[Extracted data entries]

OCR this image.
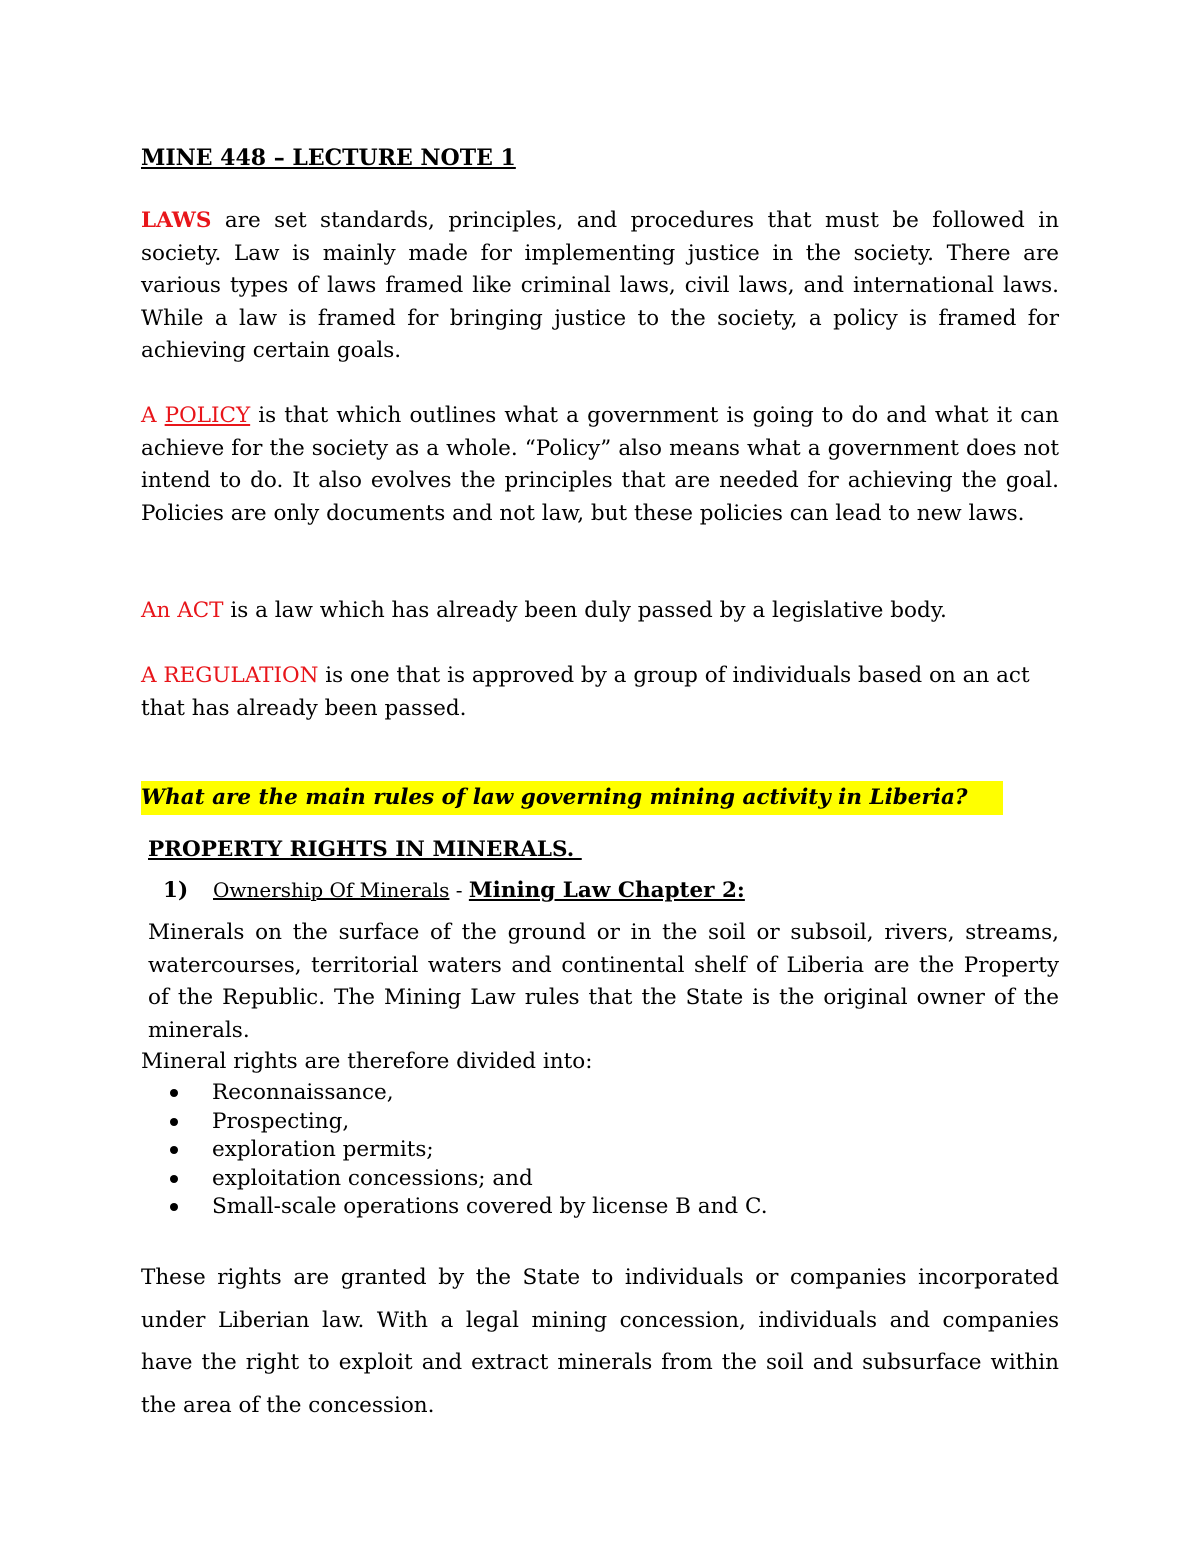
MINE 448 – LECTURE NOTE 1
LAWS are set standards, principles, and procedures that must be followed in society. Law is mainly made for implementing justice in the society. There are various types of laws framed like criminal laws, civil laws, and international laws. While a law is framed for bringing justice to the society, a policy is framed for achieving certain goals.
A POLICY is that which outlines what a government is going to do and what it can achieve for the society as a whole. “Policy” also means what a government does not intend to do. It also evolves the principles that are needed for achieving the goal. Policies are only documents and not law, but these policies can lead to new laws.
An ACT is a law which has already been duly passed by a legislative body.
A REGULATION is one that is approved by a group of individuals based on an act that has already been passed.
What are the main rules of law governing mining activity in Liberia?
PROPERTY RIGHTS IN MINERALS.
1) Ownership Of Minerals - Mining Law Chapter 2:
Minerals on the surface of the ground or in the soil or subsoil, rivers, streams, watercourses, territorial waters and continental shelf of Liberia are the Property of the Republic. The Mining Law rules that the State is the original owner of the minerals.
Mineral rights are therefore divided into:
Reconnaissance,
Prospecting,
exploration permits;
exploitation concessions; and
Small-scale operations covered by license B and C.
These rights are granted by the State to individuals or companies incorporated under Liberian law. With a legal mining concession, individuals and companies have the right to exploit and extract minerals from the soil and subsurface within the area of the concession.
* * *
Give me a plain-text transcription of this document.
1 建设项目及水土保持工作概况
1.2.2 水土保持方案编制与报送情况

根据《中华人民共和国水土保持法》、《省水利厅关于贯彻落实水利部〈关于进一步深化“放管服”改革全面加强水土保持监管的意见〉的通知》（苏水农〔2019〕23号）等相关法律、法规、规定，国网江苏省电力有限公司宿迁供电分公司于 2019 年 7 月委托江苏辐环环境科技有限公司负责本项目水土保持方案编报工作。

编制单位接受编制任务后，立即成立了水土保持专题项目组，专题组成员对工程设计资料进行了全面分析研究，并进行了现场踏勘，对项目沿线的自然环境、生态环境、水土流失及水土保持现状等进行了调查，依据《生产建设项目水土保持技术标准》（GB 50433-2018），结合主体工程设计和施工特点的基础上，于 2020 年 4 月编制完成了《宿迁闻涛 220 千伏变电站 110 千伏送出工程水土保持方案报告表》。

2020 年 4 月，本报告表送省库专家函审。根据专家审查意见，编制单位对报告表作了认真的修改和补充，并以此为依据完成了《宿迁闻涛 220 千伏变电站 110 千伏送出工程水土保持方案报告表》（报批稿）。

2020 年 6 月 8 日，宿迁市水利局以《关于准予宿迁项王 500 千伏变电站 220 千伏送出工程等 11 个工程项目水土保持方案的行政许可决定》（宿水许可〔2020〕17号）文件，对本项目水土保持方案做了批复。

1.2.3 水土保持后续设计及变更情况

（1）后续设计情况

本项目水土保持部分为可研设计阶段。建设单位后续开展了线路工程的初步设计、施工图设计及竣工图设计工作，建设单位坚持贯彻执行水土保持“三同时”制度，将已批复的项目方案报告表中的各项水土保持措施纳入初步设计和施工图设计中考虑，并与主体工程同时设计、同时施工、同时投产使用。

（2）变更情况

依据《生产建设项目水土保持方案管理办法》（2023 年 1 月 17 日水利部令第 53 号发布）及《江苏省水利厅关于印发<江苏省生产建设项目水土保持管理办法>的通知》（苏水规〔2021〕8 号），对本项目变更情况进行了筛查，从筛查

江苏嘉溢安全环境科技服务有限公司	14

WHAT THE TASK ASKS: Isolate the lines that hold the word "been" and copy all of them.

RESPONSE:
An ACT is a law which has already been duly passed by a legislative body.
A REGULATION is one that is approved by a group of individuals based on an act that has already been passed.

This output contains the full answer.